#### RAW DATA

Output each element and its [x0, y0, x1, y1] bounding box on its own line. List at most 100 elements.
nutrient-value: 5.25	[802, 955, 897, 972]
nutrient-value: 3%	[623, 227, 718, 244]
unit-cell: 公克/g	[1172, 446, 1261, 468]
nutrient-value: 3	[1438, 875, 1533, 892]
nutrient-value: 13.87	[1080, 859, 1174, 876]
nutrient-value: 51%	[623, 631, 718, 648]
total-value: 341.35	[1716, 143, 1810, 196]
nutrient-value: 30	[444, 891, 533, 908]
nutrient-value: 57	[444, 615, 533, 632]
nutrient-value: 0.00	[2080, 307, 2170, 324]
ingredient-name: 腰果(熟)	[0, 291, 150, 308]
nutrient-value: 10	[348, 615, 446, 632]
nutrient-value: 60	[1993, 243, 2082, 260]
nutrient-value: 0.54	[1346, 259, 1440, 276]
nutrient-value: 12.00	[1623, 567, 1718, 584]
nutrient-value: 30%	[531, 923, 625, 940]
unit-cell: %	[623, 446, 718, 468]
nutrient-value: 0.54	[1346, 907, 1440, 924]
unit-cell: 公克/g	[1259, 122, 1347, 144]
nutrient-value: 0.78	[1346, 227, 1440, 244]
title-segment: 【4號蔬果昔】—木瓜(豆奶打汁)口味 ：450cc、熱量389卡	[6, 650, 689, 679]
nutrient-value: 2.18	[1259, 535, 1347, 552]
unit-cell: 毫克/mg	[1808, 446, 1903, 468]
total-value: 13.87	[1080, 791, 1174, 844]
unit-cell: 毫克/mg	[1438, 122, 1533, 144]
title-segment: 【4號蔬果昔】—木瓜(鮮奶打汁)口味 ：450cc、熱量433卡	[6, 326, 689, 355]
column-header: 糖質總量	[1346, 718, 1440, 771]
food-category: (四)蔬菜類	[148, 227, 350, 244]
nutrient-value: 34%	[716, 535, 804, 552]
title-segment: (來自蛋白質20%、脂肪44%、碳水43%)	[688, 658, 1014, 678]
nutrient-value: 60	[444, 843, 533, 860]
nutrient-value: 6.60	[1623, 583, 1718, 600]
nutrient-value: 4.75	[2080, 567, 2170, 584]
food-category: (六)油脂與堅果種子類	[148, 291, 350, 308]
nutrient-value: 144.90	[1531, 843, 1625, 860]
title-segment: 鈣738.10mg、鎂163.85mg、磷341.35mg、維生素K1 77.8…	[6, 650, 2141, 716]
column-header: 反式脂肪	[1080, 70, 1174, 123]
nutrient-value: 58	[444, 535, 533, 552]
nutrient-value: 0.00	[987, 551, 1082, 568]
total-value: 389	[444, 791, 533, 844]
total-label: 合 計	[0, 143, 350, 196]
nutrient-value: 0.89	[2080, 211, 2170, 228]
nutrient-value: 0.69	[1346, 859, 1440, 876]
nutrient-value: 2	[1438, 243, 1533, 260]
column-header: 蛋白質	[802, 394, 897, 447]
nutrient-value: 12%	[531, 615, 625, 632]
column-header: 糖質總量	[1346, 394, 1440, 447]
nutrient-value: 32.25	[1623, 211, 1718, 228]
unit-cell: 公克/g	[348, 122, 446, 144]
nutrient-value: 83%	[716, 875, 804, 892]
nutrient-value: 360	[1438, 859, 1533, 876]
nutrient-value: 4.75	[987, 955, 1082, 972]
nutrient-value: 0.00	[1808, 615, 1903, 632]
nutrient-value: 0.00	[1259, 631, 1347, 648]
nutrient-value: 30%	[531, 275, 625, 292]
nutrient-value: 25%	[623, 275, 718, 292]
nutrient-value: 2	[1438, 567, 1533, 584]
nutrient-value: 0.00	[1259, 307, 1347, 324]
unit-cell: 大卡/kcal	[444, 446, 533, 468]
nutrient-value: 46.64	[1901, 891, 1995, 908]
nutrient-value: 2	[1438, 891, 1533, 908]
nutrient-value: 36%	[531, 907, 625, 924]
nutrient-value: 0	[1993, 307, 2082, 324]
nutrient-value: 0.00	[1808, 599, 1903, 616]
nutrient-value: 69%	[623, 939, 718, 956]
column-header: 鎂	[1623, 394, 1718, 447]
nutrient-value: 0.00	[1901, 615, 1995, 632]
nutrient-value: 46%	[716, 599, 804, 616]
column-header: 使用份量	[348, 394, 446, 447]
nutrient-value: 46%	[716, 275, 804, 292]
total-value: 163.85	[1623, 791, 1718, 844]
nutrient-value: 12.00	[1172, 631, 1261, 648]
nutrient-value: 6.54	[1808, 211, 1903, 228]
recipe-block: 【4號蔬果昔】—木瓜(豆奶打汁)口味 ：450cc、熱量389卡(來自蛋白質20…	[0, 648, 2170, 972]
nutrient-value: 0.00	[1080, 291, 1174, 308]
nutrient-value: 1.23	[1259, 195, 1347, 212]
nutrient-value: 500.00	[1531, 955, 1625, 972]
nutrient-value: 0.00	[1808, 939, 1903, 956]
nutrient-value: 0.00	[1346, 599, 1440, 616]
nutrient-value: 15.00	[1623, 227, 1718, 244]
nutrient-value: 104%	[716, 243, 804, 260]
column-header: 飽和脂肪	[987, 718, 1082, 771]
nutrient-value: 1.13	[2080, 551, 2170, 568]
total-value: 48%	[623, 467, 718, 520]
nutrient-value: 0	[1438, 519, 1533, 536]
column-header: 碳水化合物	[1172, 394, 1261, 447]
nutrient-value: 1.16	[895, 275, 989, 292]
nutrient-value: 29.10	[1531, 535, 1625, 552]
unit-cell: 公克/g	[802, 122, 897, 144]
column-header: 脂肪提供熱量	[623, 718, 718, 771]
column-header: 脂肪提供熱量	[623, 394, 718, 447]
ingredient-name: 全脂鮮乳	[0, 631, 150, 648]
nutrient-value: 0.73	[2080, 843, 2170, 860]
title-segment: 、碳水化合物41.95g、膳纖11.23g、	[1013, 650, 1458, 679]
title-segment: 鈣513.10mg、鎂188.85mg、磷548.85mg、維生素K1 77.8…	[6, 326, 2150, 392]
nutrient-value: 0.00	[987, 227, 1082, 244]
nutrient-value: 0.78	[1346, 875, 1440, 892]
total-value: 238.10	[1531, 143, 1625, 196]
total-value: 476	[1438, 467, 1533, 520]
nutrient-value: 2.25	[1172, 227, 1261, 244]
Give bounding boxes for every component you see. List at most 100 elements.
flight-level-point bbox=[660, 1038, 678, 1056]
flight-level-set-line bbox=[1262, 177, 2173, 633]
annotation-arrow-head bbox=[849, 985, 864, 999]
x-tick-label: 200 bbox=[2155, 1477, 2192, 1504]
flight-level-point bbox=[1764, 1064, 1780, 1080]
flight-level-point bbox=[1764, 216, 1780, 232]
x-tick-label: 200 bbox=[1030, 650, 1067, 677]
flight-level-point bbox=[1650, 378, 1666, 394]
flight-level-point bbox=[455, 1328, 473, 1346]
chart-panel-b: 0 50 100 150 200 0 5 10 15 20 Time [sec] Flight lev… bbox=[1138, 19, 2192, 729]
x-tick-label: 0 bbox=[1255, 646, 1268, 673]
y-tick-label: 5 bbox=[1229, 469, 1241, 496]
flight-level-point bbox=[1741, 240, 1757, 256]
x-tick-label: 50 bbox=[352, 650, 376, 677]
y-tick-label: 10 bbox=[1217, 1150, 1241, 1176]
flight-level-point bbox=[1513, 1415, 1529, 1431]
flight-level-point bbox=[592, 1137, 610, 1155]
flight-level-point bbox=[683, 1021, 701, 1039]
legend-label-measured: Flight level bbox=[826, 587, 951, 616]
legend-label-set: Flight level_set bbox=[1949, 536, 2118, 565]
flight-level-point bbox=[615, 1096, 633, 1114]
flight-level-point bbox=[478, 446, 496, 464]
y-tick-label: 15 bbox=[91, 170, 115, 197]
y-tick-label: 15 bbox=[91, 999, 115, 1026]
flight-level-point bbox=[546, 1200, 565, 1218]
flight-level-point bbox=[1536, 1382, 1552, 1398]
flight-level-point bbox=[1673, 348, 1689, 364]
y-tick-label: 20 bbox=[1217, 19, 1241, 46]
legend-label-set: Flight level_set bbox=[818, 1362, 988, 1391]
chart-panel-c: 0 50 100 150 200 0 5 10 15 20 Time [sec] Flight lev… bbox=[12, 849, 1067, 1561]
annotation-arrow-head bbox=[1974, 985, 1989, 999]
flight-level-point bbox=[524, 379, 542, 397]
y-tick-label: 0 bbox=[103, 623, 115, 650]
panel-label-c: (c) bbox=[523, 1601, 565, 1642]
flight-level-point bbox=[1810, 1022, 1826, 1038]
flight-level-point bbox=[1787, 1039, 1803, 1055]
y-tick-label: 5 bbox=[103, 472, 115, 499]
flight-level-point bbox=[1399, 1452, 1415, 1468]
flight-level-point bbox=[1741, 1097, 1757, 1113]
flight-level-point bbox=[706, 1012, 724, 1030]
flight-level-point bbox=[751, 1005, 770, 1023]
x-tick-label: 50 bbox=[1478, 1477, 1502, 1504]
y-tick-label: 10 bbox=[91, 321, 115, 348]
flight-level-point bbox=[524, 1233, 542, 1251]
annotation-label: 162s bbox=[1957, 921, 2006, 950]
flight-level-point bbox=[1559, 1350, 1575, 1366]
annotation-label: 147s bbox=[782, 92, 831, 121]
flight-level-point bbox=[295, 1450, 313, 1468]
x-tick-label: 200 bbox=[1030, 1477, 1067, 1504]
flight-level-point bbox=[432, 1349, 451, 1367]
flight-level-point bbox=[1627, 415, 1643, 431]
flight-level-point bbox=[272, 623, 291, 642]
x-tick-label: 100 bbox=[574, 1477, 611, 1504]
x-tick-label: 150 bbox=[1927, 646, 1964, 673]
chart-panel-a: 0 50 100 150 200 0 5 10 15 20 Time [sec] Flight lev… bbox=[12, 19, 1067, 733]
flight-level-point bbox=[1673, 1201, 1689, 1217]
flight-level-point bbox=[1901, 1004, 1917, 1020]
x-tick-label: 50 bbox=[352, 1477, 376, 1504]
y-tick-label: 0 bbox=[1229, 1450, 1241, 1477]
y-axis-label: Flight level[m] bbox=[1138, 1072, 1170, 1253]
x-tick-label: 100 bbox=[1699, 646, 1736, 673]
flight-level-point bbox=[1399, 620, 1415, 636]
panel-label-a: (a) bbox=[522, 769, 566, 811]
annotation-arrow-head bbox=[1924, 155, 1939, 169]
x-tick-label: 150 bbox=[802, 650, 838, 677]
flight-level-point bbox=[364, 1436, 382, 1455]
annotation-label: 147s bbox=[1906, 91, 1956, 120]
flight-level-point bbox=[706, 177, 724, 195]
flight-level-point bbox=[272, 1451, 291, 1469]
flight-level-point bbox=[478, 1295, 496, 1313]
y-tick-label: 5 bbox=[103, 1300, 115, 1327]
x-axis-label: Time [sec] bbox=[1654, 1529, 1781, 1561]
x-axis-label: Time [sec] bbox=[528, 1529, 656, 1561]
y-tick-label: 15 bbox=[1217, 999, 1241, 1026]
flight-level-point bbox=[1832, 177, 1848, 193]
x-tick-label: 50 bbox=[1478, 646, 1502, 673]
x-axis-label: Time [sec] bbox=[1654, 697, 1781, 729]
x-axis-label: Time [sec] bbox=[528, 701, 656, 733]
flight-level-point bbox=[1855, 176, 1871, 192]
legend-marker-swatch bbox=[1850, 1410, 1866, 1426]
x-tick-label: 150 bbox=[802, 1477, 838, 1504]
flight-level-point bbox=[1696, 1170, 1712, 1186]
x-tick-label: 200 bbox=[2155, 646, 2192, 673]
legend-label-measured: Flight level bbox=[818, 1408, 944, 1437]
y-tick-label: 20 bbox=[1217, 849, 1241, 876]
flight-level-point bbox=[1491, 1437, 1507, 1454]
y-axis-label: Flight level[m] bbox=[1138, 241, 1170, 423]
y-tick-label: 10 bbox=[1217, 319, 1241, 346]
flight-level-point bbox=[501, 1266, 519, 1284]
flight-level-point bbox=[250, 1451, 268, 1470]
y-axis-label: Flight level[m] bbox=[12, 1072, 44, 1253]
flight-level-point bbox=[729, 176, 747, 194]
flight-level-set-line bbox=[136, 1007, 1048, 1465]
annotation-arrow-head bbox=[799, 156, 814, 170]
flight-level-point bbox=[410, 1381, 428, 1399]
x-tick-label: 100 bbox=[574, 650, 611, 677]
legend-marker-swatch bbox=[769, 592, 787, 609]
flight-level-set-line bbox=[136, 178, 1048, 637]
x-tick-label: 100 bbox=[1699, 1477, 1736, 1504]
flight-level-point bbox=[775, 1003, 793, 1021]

########

Return the items verbatim, from their first line through the line containing "907, 1440, 924]", including that line.

Output each element and its [x0, y0, x1, y1] bounding box on its own line. List at most 100 elements.
nutrient-value: 5.25	[802, 955, 897, 972]
nutrient-value: 3%	[623, 227, 718, 244]
unit-cell: 公克/g	[1172, 446, 1261, 468]
nutrient-value: 3	[1438, 875, 1533, 892]
nutrient-value: 13.87	[1080, 859, 1174, 876]
nutrient-value: 51%	[623, 631, 718, 648]
total-value: 341.35	[1716, 143, 1810, 196]
nutrient-value: 30	[444, 891, 533, 908]
nutrient-value: 57	[444, 615, 533, 632]
nutrient-value: 0.00	[2080, 307, 2170, 324]
ingredient-name: 腰果(熟)	[0, 291, 150, 308]
nutrient-value: 10	[348, 615, 446, 632]
nutrient-value: 60	[1993, 243, 2082, 260]
nutrient-value: 0.54	[1346, 259, 1440, 276]
nutrient-value: 12.00	[1623, 567, 1718, 584]
nutrient-value: 30%	[531, 923, 625, 940]
unit-cell: %	[623, 446, 718, 468]
nutrient-value: 0.54	[1346, 907, 1440, 924]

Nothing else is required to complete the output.